Task directions
Every line of the data that contains the string "Calidad" must be copied.

--------

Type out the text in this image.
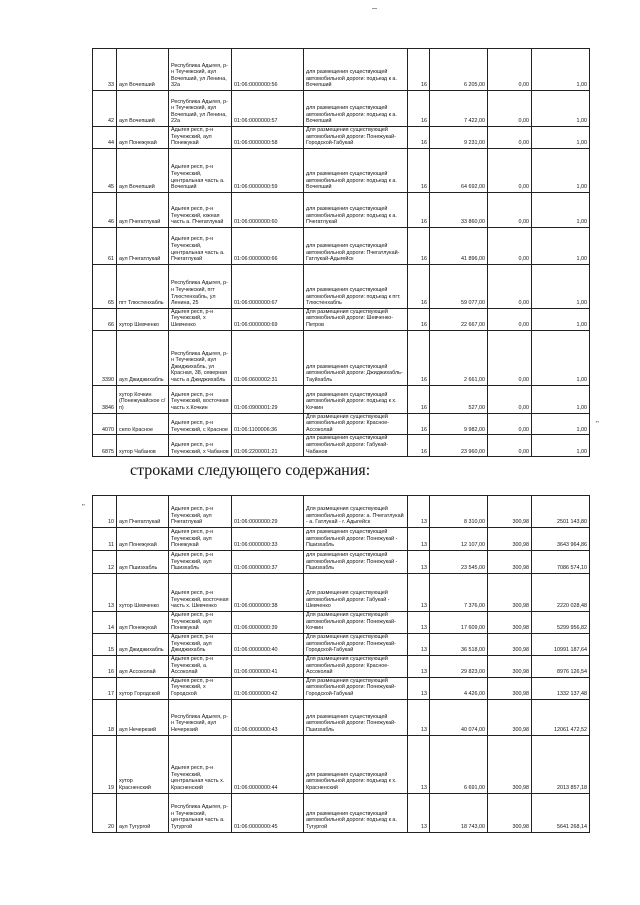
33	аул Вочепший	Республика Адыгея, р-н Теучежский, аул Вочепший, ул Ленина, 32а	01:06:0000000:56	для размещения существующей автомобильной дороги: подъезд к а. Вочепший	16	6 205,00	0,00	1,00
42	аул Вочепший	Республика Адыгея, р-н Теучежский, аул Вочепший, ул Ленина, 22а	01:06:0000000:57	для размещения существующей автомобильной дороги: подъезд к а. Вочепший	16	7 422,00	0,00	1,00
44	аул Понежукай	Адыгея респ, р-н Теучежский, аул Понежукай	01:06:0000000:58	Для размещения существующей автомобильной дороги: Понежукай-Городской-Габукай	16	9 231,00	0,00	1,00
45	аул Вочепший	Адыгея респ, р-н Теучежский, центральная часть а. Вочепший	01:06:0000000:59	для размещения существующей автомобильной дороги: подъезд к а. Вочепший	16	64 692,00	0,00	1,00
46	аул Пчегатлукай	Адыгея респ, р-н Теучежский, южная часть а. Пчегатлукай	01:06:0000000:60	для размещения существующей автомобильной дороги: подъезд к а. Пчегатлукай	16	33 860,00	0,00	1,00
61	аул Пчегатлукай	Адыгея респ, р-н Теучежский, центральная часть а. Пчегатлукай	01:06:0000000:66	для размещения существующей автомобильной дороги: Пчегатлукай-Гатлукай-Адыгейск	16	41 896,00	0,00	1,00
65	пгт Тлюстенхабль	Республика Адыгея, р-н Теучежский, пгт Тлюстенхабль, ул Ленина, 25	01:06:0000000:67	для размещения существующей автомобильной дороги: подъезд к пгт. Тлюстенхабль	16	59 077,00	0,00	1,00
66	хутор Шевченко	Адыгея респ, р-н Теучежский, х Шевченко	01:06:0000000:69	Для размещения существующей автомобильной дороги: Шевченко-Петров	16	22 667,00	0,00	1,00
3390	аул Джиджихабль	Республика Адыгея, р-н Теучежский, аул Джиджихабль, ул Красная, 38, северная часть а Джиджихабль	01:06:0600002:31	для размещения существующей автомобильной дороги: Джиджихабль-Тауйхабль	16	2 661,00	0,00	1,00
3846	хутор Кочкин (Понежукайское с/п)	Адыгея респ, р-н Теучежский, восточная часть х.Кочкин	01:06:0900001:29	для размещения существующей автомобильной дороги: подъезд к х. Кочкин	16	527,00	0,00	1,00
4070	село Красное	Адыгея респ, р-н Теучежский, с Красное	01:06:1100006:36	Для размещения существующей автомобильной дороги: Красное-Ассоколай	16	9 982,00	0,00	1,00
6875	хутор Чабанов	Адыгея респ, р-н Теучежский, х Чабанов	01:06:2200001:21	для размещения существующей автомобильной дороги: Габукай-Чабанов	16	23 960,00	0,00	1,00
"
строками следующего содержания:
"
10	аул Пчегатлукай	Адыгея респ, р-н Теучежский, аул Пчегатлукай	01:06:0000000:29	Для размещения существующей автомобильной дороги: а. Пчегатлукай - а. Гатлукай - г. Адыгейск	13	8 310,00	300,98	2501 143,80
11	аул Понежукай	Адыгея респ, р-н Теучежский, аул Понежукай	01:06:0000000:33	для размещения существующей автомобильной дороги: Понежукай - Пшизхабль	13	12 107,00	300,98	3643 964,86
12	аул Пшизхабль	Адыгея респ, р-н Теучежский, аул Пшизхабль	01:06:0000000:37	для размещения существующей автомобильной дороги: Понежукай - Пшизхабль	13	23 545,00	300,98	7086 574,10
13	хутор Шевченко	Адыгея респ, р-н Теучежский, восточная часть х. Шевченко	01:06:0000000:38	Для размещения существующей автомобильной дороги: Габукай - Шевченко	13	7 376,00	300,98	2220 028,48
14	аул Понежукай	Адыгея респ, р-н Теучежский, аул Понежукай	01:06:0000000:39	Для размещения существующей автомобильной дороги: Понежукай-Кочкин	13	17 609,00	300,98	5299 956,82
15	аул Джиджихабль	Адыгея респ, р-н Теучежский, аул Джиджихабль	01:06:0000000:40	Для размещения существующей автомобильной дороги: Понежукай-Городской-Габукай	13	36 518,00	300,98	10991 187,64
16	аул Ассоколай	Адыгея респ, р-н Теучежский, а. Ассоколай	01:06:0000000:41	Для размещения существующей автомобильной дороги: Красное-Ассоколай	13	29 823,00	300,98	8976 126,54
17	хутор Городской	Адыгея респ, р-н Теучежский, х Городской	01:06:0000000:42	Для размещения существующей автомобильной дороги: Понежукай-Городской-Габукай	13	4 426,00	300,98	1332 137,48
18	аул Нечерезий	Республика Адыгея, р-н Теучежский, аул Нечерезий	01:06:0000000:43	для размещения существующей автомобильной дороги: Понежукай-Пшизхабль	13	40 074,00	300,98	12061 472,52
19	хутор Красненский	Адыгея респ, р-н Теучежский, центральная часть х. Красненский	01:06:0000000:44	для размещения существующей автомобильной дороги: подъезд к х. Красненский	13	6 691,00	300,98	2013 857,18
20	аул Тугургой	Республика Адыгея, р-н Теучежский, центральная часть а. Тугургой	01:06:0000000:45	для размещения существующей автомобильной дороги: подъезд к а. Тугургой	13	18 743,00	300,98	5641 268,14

--------

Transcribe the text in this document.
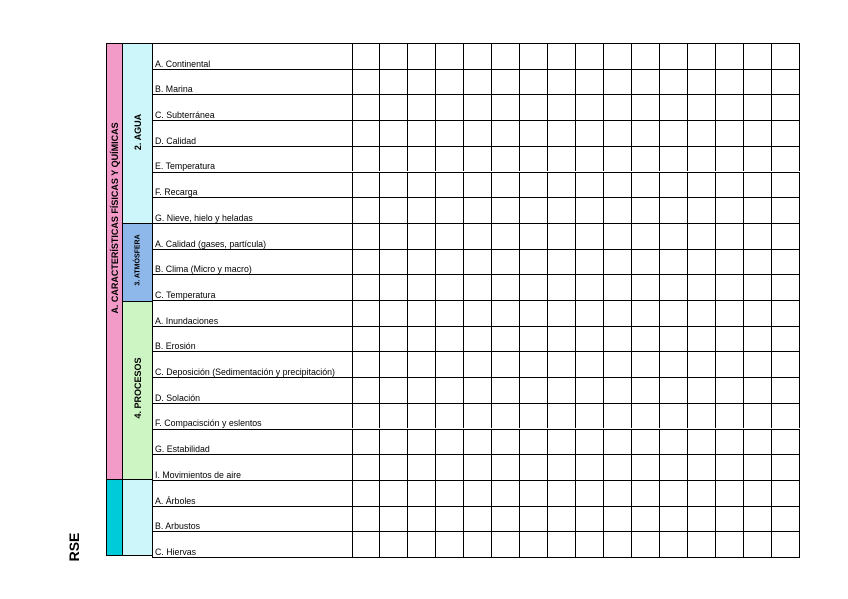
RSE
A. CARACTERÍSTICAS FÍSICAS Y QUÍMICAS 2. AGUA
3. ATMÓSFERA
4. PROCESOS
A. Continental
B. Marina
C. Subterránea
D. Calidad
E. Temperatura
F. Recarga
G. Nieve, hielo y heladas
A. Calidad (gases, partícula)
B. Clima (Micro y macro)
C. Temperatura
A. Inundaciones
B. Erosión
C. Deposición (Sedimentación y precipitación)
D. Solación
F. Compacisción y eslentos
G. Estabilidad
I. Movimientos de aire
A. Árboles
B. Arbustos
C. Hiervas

--------

Complete answer
D. Calidad
A. Calidad (gases, partícula)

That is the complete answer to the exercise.